Objetivo →
Reescreva as linhas da linha com "Give bounding boxes" até a linha com "tab-goals[interactable]: Goals (356, 59, 429, 105)", trocando "AgencyAnalytics" por "Relatórios" e mantendo todo o resto inalterado.

Dados fornecidos →
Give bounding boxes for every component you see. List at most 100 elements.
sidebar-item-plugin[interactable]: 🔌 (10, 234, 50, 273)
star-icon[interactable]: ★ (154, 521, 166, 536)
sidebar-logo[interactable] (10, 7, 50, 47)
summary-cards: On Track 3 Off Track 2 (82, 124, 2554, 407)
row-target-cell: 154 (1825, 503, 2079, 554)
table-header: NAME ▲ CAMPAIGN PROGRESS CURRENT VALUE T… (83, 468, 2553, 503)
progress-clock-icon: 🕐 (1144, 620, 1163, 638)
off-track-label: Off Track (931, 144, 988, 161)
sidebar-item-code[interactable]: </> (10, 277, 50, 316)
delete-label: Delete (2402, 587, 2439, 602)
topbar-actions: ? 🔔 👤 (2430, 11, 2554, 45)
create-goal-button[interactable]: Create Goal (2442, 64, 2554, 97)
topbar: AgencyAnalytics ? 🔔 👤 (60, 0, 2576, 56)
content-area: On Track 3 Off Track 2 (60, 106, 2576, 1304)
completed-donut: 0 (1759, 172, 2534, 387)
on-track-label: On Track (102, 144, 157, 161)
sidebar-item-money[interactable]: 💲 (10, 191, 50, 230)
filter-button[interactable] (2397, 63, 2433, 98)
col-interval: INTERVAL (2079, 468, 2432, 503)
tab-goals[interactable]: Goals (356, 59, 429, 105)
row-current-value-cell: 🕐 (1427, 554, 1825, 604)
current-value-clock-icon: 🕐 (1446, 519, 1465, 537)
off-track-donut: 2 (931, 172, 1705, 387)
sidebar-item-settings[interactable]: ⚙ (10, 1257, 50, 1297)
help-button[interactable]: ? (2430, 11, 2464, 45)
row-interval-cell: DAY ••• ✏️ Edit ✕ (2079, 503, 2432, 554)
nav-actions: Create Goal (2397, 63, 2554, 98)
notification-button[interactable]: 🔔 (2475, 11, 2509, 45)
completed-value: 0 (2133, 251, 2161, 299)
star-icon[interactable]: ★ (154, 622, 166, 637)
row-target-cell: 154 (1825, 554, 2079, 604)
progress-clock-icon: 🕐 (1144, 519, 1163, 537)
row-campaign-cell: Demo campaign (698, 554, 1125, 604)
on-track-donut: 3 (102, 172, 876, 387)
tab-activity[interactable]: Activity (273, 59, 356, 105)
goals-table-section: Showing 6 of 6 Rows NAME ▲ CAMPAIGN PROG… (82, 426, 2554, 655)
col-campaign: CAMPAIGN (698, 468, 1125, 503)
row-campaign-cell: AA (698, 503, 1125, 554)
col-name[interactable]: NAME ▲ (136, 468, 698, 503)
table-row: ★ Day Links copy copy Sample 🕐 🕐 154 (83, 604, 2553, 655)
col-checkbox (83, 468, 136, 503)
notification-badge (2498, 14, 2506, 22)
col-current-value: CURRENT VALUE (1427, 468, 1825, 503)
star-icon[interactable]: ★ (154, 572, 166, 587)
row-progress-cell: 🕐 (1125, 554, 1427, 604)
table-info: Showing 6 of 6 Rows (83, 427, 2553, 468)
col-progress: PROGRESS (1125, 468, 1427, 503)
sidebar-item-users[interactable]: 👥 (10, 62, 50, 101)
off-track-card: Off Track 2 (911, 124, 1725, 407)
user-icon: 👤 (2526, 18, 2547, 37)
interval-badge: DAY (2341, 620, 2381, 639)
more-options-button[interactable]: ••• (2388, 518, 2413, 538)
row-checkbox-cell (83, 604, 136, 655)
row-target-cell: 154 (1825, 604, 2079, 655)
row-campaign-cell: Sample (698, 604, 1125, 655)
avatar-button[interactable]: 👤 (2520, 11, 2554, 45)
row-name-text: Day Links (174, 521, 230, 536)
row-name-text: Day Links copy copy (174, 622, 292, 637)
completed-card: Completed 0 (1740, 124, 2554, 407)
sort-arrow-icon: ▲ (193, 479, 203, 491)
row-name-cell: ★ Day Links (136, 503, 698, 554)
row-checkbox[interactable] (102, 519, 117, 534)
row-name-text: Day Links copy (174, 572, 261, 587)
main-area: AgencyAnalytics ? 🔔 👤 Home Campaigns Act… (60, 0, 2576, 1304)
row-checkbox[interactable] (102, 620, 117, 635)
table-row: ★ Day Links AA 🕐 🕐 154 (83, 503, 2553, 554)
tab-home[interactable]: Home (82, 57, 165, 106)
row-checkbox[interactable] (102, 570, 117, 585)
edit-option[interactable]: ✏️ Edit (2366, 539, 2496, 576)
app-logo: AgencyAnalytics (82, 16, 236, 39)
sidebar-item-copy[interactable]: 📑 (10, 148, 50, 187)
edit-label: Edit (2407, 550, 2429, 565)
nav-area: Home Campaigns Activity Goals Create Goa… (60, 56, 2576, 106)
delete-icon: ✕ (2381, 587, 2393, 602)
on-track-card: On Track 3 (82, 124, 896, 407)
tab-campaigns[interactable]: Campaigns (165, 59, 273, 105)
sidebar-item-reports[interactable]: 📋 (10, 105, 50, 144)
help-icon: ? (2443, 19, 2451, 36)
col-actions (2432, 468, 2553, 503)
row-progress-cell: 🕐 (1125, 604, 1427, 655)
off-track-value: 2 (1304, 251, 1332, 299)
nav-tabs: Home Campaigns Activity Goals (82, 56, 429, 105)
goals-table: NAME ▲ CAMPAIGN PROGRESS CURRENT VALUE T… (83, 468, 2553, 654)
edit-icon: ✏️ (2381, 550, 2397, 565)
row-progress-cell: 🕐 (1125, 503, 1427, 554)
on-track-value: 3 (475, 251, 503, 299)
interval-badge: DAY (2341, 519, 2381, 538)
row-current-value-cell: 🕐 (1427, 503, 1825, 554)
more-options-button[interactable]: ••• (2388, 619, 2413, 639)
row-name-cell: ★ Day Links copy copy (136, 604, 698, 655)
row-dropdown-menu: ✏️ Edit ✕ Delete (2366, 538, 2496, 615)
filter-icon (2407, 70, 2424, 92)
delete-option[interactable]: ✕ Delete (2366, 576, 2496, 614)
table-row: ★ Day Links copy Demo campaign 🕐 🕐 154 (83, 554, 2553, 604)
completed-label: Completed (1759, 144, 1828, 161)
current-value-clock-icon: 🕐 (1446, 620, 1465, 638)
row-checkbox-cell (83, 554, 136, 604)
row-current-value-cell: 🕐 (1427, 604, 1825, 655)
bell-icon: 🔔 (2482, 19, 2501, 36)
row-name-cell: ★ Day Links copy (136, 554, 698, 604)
==
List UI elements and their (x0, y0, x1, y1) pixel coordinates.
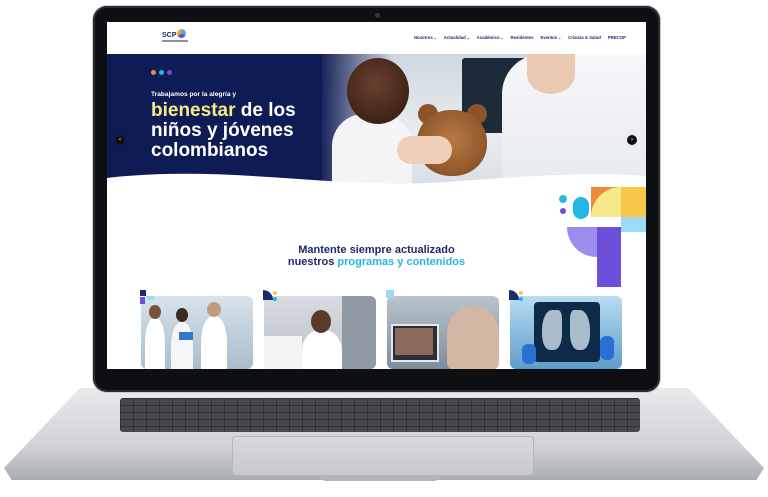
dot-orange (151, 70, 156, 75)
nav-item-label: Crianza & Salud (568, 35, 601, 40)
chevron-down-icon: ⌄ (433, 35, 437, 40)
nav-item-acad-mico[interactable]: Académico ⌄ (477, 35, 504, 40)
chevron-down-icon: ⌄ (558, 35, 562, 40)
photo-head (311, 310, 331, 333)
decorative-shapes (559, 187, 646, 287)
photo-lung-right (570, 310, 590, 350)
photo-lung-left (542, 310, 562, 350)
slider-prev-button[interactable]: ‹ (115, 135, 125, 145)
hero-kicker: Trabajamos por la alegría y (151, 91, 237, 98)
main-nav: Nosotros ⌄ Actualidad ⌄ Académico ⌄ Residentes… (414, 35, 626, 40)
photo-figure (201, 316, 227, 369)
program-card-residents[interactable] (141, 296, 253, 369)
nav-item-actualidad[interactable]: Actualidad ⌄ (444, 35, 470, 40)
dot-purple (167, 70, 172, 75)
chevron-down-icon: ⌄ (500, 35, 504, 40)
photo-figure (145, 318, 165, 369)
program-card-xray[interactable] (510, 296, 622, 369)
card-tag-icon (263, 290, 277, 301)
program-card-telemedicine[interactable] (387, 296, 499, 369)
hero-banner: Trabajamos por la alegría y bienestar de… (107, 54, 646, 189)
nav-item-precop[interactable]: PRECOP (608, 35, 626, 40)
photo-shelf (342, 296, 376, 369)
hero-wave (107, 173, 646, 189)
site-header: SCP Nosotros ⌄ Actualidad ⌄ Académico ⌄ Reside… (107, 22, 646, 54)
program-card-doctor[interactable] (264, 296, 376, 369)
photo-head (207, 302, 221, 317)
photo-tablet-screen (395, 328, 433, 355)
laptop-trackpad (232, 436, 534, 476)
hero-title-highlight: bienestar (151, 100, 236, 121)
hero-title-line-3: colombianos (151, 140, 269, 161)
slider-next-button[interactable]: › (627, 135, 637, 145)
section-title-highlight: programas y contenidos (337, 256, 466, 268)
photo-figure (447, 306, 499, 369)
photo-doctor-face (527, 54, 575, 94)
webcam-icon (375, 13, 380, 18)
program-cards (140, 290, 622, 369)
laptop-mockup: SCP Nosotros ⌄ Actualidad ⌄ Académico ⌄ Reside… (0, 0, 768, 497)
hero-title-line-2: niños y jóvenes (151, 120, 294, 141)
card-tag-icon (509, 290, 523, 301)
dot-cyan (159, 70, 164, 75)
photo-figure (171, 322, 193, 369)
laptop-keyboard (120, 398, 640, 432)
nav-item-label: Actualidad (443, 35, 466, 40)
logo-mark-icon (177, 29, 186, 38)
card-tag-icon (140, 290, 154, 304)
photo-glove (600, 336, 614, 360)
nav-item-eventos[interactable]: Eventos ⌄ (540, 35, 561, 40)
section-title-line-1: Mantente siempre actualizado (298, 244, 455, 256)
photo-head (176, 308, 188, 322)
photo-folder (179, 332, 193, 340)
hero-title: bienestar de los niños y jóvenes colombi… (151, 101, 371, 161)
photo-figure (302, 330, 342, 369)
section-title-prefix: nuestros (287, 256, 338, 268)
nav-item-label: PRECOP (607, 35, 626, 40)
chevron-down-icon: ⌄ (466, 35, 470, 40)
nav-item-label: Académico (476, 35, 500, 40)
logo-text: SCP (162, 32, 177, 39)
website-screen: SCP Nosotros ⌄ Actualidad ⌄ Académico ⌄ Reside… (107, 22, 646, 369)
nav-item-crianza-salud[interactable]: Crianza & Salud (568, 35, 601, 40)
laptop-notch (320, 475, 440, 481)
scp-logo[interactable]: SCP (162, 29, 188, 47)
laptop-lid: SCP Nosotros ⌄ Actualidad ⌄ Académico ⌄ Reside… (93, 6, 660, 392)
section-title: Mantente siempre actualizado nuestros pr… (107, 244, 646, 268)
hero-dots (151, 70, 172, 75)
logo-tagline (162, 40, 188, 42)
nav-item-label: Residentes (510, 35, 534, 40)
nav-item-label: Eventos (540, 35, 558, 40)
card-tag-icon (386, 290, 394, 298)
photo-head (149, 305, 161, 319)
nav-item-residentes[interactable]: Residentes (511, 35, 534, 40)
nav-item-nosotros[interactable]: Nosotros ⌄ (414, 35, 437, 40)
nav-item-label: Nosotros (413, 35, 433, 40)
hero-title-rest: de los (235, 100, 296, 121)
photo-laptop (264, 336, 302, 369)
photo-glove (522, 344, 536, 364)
* * *
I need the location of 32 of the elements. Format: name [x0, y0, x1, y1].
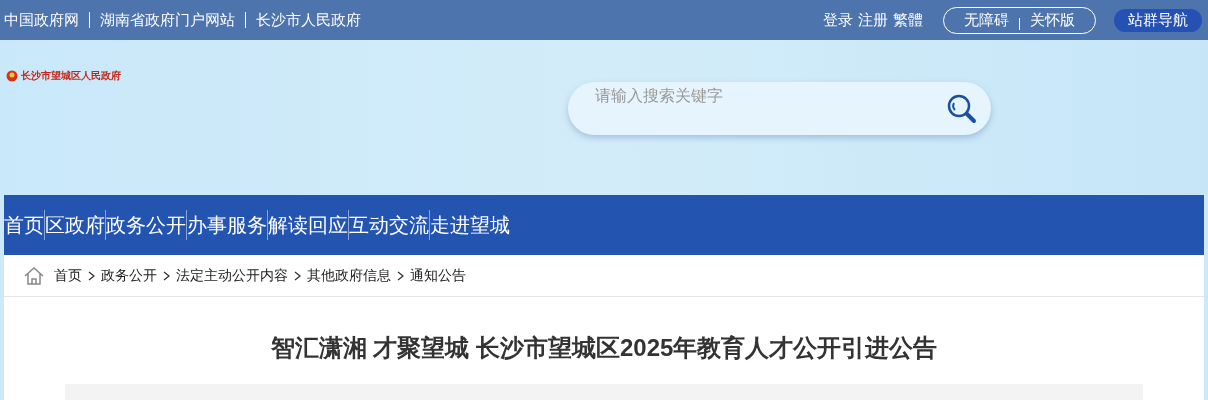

Resultado do exercício →
Give bounding boxes for every component you see. List at most 100 elements.
sidebar-item-plugin[interactable]: 🔌 (10, 234, 50, 273)
star-icon[interactable]: ★ (154, 521, 166, 536)
sidebar-logo[interactable] (10, 7, 50, 47)
summary-cards: On Track 3 Off Track 2 (82, 124, 2554, 407)
row-target-cell: 154 (1825, 503, 2079, 554)
table-header: NAME ▲ CAMPAIGN PROGRESS CURRENT VALUE T… (83, 468, 2553, 503)
progress-clock-icon: 🕐 (1144, 620, 1163, 638)
off-track-label: Off Track (931, 144, 988, 161)
sidebar-item-code[interactable]: </> (10, 277, 50, 316)
delete-label: Delete (2402, 587, 2439, 602)
topbar-actions: ? 🔔 👤 (2430, 11, 2554, 45)
create-goal-button[interactable]: Create Goal (2442, 64, 2554, 97)
topbar: Relatórios ? 🔔 👤 (60, 0, 2576, 56)
content-area: On Track 3 Off Track 2 (60, 106, 2576, 1304)
completed-donut: 0 (1759, 172, 2534, 387)
on-track-label: On Track (102, 144, 157, 161)
sidebar-item-money[interactable]: 💲 (10, 191, 50, 230)
filter-button[interactable] (2397, 63, 2433, 98)
col-interval: INTERVAL (2079, 468, 2432, 503)
tab-goals[interactable]: Goals (356, 59, 429, 105)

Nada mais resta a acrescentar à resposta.